__Work to do__. Note each line where "title" appears, and copy it.

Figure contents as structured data
+ + + + +

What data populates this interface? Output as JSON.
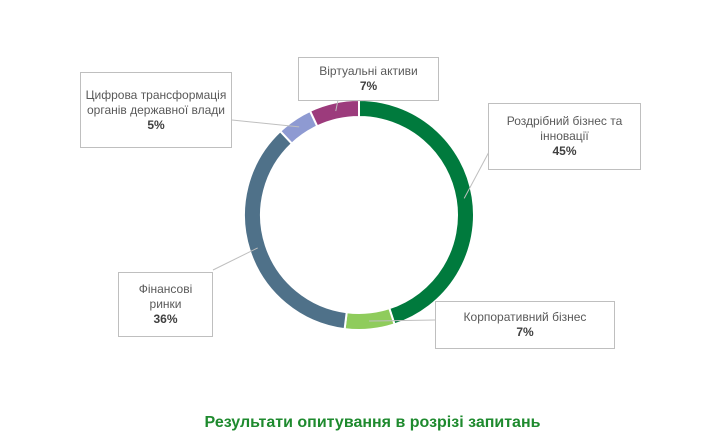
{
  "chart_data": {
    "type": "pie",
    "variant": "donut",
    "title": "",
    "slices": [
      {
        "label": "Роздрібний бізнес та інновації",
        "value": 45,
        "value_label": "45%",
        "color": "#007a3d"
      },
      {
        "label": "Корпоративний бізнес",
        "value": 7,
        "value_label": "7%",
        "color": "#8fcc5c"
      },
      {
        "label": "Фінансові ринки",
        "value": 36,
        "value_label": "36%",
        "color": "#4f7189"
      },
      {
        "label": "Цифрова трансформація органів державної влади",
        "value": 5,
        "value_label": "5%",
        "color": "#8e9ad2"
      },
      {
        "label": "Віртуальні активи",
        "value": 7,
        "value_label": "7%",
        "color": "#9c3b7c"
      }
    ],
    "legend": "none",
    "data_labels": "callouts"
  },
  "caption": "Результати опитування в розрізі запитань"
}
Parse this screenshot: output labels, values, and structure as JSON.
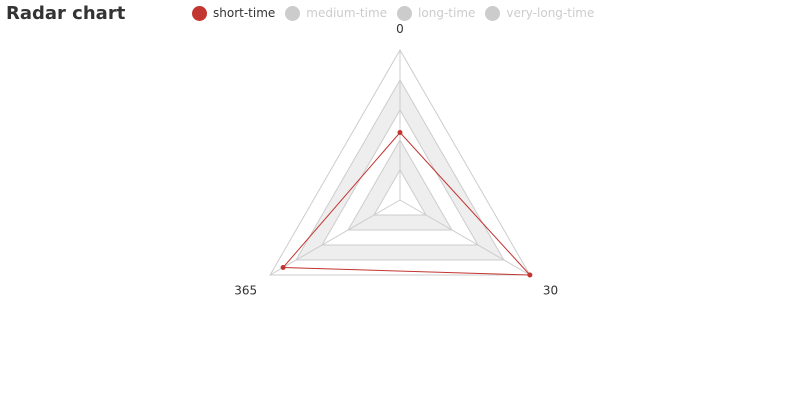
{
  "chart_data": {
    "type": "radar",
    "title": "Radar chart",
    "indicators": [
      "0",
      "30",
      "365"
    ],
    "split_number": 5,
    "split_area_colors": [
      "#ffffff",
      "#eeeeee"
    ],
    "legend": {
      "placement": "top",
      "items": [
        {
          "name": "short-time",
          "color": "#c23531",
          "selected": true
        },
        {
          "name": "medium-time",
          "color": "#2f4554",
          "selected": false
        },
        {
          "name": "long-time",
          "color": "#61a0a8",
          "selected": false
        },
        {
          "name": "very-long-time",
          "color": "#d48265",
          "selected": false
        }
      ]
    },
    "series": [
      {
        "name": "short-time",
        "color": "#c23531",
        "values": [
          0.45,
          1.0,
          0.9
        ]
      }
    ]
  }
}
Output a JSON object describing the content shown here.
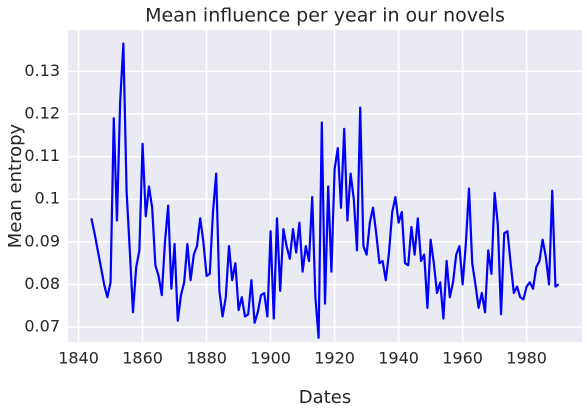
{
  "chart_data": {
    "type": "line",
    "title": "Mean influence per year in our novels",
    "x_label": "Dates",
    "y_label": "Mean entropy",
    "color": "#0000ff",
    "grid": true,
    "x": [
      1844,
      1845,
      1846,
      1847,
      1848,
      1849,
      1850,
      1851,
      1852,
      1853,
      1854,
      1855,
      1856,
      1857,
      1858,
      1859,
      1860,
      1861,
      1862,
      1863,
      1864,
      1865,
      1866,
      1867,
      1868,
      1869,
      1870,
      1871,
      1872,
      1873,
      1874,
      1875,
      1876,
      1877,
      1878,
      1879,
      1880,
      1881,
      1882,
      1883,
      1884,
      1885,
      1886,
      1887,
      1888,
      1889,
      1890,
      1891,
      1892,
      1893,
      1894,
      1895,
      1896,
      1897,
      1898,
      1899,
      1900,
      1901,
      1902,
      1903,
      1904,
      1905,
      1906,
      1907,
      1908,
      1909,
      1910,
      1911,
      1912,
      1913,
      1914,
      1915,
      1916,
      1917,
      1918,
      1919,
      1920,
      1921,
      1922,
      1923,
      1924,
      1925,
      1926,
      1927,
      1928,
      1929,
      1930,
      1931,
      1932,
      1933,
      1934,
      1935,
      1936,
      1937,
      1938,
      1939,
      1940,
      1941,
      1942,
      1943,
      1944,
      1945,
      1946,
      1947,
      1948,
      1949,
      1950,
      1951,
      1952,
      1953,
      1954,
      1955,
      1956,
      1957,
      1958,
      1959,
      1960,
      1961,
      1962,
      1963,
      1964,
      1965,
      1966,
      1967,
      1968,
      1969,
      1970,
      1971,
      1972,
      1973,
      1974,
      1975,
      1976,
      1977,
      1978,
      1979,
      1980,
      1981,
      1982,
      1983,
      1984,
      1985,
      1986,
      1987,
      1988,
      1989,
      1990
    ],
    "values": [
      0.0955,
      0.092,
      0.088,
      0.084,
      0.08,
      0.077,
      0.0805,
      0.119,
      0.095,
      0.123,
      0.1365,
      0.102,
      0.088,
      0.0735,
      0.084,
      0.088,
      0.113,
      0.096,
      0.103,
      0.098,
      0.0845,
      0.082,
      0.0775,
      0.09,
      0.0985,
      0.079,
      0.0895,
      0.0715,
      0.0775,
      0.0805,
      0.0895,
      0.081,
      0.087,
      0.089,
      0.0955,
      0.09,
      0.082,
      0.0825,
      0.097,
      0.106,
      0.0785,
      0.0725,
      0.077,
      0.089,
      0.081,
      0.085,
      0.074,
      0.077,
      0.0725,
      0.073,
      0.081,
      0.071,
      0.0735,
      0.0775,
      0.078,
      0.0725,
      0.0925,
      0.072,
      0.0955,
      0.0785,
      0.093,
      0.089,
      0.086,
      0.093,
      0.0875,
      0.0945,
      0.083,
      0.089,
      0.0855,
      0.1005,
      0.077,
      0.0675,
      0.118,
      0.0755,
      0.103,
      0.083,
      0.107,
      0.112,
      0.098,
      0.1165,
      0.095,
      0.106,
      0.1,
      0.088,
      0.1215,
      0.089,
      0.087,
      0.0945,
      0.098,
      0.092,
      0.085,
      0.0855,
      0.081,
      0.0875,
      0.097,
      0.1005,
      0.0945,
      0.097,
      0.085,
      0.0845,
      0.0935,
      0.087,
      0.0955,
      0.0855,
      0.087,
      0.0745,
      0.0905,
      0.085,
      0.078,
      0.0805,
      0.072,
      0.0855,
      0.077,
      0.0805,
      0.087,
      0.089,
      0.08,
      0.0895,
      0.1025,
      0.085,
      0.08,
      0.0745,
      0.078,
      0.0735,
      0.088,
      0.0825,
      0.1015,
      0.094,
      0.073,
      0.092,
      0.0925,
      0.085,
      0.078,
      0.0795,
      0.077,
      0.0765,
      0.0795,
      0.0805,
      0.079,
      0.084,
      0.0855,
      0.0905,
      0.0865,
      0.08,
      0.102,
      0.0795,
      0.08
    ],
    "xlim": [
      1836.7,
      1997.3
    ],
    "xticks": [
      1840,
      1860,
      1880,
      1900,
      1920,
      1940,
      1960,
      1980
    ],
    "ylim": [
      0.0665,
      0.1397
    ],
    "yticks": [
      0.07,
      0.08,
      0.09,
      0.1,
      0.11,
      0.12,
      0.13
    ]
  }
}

+ + + + +

__In response__.
    "title": "",
    "title": "Radar chart",
    "title": "Mean influence per year in our novels",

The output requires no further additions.